### [Instructions for the task]
Scan the material for the word "this", and copy each line where it shows up.

----- Entries provided -----

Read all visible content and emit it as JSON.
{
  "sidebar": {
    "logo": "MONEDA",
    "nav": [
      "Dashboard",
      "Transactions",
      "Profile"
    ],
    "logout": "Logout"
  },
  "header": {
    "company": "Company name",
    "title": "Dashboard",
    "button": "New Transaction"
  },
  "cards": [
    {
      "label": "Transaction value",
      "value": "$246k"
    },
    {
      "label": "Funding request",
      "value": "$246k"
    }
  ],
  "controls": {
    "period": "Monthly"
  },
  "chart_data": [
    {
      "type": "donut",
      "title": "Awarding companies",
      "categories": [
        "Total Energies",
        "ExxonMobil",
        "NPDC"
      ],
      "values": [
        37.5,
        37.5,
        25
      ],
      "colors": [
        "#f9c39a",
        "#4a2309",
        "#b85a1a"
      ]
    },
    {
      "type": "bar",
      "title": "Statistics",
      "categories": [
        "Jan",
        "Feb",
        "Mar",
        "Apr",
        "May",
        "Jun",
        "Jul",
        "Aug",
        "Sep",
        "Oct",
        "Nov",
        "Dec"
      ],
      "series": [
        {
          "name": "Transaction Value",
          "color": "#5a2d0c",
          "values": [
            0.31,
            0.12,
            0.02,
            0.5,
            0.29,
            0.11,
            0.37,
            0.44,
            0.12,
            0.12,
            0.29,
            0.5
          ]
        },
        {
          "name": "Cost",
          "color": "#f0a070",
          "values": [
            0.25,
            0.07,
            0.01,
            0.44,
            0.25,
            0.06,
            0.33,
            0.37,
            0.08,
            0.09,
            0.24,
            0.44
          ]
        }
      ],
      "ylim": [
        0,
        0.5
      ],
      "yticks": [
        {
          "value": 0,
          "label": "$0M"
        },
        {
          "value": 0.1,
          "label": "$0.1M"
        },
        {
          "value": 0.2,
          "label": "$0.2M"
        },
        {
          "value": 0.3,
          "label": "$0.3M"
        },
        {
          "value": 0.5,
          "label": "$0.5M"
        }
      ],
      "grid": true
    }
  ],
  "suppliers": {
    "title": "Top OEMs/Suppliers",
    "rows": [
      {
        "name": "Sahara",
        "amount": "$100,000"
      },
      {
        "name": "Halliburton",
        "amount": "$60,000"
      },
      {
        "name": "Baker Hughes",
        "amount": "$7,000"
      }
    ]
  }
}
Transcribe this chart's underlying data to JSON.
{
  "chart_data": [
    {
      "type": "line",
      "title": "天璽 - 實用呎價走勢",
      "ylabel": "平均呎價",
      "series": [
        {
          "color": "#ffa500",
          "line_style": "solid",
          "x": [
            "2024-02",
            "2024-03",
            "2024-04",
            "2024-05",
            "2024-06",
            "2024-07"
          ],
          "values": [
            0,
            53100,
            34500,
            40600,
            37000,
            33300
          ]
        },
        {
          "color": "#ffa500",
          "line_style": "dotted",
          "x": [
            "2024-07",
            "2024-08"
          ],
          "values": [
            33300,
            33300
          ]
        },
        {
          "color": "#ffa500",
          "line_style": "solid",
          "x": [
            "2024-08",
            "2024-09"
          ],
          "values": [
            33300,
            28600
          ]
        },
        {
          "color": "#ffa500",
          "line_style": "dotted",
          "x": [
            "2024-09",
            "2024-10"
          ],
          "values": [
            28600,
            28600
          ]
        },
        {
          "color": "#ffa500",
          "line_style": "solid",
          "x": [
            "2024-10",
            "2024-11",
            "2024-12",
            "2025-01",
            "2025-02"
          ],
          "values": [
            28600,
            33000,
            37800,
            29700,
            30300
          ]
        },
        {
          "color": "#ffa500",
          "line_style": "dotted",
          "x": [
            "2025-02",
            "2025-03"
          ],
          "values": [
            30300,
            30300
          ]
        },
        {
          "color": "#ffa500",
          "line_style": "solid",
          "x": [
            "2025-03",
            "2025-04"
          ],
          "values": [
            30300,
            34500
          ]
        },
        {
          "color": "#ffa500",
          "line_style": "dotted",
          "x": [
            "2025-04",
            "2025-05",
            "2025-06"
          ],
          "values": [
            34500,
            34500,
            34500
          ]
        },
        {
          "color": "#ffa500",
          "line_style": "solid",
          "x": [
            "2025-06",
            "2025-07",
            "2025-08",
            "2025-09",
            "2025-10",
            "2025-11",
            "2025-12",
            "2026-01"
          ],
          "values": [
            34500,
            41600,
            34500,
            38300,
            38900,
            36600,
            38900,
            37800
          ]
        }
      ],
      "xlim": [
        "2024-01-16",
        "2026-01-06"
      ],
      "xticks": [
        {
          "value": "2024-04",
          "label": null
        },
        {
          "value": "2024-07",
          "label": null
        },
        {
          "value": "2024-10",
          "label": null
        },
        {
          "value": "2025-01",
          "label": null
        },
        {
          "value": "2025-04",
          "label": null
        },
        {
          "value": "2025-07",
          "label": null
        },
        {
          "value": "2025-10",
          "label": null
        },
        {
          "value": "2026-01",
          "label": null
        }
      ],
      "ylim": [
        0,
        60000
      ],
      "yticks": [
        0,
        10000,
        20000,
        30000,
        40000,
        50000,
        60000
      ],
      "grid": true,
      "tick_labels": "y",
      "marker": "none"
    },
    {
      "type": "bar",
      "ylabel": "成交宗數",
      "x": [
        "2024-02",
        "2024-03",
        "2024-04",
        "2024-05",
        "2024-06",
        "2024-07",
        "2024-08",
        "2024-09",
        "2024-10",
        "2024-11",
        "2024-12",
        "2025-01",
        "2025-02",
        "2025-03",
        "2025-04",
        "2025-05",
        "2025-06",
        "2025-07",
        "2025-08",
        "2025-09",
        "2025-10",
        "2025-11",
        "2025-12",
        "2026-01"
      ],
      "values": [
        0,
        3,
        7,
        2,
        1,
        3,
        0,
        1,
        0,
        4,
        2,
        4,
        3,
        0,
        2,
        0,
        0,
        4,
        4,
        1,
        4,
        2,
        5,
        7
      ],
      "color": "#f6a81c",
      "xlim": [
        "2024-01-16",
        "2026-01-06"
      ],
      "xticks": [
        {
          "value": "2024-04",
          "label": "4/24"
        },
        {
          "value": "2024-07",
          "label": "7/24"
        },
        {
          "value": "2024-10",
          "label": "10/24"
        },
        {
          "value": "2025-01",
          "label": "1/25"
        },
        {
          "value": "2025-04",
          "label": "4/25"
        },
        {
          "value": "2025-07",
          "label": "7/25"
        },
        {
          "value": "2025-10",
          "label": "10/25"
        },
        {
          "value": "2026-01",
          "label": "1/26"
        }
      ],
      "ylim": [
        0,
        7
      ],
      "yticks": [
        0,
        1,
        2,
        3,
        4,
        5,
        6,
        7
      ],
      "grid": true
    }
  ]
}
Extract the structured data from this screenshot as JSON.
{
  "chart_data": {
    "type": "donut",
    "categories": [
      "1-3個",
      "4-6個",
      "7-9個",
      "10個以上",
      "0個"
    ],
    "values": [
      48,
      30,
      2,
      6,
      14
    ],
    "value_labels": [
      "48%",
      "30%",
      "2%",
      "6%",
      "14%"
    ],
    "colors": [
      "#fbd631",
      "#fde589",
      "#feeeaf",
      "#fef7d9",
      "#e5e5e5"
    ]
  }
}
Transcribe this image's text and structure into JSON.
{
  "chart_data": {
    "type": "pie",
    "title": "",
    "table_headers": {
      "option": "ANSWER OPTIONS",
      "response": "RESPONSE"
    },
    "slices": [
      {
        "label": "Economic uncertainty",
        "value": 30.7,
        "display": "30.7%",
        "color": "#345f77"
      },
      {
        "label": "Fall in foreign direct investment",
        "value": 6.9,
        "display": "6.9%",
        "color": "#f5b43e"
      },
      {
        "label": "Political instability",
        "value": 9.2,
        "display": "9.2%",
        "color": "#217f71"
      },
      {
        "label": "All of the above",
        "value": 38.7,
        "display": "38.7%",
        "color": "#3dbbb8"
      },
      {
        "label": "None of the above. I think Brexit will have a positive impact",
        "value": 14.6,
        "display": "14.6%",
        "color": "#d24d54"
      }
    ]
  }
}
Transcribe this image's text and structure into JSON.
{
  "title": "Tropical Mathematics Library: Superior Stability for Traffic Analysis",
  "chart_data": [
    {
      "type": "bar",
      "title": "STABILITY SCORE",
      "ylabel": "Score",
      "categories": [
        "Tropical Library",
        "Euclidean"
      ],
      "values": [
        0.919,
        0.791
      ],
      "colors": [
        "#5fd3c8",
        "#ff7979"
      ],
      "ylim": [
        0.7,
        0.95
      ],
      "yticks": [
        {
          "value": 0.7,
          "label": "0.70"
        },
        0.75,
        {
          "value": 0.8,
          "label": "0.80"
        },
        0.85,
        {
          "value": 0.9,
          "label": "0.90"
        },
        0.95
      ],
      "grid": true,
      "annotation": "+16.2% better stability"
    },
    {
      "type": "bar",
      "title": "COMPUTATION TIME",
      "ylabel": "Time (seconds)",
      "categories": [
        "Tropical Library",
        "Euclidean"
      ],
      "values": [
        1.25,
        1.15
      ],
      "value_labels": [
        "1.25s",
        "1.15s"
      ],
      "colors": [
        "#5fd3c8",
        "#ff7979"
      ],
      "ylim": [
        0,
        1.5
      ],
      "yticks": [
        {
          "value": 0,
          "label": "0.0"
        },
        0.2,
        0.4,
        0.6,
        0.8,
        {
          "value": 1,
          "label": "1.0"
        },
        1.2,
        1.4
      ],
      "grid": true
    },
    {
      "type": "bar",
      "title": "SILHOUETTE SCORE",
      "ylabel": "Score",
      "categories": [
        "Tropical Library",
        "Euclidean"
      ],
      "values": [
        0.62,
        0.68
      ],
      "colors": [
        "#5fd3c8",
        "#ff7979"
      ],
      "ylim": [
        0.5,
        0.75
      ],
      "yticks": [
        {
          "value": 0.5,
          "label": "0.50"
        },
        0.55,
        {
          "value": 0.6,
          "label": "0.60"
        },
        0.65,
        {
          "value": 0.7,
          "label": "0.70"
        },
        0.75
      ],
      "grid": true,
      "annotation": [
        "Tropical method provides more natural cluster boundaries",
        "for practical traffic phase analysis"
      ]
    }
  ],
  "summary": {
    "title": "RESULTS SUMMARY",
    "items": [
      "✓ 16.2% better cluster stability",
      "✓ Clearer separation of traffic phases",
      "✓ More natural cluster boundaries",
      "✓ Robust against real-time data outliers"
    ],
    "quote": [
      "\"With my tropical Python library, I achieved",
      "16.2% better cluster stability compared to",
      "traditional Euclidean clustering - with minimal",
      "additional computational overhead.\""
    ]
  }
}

-----

### [Completed exercise]
Transcribe this chart's underlying data to JSON.
Extract the structured data from this screenshot as JSON.
Transcribe this image's text and structure into JSON.
Transcribe this image's text and structure into JSON.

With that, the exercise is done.